• **Parts of the exercise**
**1)** Answer these questions from the anticonvulsant passage, one answer per line, marked the same way:
(a) How many patients successfully discontinued two anticonvulsants while on the MAD?
(b) Which patients with MAE became seizure-free and then medication-free on the KD?
(c) How many patients had anticonvulsants added while on the KD?
**2)** Carry on the anticonvulsant passage, starting after its last sentence.

• **Given text**
---

During the period of time on the MAD, 3 patients were able to discontinue 1 anticonvulsant, 2 successfully discontinued 2 (Patients 9 and 11), and no patient had medications added. On the KD, 6 were able to reduce anticonvulsants, including 4 (Patients 3, 6, 10, and 13) with MAE who became seizure-free and then shortly afterwards medication-free.
Five (Patients 7, 12, 22, 23, and 26) had anticonvulsants added to improve seizure control while on the KD due to insufficient benefit. These medications included clobazam, clorazepate (2), topiramate, and zonisamide. None of these children had additional seizure reduction with these anticonvulsants and all are either off the KD or lost to follow-up.

---

• **Data for review**
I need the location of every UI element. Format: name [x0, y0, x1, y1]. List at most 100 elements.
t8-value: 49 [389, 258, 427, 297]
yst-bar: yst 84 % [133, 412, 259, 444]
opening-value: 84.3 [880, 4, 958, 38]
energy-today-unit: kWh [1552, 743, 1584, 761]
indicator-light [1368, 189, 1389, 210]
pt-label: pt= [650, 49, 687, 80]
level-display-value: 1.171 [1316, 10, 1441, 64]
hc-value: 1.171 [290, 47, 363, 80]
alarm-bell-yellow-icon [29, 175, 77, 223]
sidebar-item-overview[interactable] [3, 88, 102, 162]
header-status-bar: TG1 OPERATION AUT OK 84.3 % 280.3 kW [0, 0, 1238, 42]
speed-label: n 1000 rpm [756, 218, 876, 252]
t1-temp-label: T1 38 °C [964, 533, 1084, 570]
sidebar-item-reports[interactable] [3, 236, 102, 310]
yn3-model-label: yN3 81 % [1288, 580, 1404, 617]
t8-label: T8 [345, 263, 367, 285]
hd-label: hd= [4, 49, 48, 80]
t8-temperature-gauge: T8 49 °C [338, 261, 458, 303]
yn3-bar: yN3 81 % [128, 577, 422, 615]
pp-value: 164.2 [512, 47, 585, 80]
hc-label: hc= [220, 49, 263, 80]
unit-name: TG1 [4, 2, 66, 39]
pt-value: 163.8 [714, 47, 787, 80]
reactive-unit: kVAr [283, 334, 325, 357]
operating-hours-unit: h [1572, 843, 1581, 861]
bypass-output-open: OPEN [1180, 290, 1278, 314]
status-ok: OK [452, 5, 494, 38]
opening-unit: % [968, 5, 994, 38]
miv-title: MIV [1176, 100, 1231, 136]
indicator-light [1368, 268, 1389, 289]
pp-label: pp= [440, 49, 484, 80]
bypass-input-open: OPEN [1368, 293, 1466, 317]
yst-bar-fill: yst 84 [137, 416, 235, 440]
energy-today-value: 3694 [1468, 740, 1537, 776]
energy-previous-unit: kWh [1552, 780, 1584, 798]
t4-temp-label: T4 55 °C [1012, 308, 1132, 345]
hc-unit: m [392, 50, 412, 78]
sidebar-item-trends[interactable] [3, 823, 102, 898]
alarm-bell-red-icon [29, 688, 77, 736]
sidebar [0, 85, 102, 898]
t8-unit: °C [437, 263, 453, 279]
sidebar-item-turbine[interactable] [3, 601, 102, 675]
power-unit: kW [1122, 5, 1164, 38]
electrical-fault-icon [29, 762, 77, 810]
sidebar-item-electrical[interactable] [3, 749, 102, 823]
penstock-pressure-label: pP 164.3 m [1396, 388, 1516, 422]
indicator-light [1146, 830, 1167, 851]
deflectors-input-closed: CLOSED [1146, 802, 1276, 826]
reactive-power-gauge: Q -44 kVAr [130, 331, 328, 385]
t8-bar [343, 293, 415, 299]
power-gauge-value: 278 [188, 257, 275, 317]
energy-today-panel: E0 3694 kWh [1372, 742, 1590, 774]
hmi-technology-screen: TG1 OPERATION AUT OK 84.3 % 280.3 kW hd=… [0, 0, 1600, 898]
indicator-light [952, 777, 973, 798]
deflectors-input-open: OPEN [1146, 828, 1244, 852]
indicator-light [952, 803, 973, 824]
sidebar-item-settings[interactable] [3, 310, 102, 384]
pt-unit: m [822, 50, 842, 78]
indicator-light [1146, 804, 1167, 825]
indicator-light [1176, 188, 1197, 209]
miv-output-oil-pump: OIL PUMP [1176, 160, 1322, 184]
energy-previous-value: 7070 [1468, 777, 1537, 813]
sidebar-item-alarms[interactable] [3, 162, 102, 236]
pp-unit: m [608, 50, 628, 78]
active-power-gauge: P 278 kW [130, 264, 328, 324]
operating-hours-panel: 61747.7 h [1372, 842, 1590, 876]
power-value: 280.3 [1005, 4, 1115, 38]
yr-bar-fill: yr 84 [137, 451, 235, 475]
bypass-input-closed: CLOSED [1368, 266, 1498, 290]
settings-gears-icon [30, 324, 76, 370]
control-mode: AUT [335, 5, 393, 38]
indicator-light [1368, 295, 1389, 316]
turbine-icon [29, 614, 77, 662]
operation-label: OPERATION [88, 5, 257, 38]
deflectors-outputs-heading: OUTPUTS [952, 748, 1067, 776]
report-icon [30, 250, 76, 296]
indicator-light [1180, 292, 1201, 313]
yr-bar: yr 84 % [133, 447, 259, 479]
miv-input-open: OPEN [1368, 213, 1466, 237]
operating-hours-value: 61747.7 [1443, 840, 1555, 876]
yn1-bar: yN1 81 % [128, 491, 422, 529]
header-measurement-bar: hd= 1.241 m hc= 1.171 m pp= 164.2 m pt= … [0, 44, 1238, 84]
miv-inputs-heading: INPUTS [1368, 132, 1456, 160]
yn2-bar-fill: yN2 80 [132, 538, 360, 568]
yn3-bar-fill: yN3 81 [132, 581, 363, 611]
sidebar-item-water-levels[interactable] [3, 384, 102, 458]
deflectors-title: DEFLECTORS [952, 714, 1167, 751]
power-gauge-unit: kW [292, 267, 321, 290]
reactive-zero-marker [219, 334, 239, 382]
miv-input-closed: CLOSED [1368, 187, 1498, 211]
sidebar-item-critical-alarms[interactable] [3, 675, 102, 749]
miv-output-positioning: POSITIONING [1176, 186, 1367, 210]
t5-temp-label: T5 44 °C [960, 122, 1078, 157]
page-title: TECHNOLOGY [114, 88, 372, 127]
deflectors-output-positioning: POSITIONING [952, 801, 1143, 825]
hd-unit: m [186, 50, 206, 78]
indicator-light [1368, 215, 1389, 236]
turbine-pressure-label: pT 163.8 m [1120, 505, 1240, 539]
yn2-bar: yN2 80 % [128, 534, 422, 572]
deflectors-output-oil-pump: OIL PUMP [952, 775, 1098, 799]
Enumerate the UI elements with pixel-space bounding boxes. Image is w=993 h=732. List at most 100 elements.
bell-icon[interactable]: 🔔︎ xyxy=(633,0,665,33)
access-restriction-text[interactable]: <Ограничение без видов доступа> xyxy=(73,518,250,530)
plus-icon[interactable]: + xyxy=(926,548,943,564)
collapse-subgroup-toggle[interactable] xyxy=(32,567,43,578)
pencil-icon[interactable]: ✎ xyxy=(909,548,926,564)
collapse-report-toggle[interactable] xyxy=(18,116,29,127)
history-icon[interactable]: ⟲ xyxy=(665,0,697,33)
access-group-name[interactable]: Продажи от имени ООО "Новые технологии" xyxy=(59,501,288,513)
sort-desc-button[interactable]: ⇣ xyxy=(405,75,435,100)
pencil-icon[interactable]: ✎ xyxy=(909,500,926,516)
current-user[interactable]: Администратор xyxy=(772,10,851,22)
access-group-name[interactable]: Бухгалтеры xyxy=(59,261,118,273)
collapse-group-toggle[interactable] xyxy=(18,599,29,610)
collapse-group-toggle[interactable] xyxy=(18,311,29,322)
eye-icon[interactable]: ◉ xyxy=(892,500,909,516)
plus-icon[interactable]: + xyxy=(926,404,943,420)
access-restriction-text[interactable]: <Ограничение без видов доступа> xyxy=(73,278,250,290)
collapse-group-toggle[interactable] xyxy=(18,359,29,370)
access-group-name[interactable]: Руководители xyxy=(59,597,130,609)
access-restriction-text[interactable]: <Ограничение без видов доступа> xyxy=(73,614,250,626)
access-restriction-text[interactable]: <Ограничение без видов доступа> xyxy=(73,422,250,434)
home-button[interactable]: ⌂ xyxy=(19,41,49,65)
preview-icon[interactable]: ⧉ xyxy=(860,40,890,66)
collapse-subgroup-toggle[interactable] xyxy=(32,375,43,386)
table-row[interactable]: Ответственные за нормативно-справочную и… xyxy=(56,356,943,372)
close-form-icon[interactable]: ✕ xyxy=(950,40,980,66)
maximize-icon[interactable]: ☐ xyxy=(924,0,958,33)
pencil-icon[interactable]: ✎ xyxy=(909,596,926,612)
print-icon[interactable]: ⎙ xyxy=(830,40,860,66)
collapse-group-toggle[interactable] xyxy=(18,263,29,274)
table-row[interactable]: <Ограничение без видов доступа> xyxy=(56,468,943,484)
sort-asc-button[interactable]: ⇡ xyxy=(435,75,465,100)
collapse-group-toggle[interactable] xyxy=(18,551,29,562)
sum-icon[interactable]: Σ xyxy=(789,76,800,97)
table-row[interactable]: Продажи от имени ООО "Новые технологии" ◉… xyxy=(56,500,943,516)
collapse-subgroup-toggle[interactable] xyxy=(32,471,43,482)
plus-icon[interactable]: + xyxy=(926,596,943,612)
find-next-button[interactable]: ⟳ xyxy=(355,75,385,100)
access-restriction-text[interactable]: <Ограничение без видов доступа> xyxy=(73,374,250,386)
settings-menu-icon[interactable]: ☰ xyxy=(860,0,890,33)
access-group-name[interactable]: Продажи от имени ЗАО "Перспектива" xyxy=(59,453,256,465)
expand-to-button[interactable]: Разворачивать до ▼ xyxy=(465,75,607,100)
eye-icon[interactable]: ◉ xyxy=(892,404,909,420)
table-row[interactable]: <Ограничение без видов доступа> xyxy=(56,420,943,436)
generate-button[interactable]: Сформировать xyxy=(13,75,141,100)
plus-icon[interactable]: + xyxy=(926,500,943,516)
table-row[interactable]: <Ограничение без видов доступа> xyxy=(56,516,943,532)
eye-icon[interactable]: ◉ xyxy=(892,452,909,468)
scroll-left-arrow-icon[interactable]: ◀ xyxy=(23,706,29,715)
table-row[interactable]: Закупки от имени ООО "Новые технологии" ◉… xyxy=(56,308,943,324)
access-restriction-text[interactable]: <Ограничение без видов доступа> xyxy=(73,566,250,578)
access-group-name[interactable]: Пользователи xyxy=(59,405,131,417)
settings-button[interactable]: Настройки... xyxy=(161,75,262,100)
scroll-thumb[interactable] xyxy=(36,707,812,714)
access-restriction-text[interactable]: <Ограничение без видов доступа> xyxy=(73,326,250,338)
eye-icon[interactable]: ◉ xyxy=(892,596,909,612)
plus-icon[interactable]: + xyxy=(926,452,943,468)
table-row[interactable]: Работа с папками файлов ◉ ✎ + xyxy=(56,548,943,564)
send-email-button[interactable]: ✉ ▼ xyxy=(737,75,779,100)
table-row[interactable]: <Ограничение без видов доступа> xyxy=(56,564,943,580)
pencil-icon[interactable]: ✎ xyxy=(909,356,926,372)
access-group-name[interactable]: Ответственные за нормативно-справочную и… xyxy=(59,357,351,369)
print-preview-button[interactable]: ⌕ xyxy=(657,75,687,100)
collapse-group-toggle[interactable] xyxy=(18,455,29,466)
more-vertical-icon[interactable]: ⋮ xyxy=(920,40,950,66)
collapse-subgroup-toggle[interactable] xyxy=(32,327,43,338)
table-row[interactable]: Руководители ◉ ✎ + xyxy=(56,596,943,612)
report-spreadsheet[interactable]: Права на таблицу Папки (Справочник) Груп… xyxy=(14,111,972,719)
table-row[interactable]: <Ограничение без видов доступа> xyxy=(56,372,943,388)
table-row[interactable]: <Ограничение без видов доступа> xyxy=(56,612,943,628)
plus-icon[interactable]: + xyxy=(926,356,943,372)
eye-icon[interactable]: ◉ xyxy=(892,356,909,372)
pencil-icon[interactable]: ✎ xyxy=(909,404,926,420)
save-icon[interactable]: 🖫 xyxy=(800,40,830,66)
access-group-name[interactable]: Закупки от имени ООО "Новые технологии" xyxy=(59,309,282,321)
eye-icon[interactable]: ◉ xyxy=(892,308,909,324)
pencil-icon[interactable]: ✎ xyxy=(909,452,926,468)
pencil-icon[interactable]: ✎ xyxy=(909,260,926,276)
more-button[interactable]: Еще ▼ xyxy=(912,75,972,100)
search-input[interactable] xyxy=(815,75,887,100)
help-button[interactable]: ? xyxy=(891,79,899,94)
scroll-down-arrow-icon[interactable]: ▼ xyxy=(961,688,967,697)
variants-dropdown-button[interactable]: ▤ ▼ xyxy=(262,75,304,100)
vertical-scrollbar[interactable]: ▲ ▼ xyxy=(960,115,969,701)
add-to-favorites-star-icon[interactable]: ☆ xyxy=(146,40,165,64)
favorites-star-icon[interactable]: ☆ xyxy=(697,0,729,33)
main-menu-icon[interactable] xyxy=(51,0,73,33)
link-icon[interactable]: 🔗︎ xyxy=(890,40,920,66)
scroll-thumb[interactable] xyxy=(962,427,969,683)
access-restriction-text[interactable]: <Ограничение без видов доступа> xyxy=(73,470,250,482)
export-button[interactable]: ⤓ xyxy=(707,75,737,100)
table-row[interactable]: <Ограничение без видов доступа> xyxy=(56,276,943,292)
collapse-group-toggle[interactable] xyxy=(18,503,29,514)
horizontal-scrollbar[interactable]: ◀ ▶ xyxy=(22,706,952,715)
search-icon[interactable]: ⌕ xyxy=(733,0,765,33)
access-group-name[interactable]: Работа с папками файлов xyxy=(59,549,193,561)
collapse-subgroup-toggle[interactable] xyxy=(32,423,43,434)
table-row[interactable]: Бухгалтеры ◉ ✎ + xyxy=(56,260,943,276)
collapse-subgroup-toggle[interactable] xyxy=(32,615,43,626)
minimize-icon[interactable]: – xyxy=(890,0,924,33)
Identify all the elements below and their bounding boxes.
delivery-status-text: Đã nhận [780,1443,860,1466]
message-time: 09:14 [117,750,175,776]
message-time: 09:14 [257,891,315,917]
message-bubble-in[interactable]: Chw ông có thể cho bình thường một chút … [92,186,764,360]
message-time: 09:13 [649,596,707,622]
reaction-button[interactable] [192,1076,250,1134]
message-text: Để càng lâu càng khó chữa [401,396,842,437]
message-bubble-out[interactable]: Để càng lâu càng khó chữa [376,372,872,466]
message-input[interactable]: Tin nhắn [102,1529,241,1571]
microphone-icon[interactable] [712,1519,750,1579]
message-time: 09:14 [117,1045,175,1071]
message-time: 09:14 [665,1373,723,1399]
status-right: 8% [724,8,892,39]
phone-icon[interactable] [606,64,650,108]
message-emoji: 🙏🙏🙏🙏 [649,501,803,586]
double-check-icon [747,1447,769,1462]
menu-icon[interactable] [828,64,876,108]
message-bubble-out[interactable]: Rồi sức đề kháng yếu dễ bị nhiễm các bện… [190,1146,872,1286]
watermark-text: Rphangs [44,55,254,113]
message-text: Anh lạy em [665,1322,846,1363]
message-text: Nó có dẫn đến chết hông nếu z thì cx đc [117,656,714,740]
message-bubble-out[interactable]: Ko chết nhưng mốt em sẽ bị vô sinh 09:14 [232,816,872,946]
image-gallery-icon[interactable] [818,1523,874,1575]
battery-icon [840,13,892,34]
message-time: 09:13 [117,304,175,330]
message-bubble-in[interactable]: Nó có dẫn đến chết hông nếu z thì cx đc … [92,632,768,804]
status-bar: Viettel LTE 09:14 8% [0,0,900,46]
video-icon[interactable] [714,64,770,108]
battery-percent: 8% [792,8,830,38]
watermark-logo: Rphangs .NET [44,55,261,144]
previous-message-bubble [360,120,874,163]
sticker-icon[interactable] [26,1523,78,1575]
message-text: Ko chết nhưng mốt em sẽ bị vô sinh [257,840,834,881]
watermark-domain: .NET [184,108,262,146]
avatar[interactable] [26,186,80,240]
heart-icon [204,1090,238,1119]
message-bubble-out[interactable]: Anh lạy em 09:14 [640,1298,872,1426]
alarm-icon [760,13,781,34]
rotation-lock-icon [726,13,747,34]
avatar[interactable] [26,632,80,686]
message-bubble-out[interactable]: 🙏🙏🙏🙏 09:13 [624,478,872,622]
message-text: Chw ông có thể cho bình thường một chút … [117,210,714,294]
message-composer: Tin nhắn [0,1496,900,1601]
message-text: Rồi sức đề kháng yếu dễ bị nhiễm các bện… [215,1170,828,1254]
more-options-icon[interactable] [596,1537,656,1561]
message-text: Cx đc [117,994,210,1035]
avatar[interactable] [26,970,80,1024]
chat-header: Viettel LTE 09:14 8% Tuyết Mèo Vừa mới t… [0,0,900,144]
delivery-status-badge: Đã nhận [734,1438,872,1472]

---

• **Answers per task**
**1)**
(a) Two: Patients 9 and 11.
(b) Patients 3, 6, 10, and 13.
(c) Five: Patients 7, 12, 22, 23, and 26.

**2)**
Factors of those who improved with the KD
Demographic factors for those 10 children who had improvement after switching to the KD were compared to the 17 who did not (Table 2). There was an increased likelihood of an improvement if the patient had myoclonic-astatic epilepsy compared to all other etiologies combined, 70% vs. 12%, p = 0.004. Additionally, all 5 children who became seizure-free after transitioning to the KD had myoclonic-astatic epilepsy. A trend towards greater likelihood of improvement if a child was fasted at KD onset was identified (80% vs. 41%, p = 0.06).
Table 2.
Demographic factors of the 10 children who improved (≥10% seizure reduction) with the switch from the MAD to the KD compared to those 17 who did not.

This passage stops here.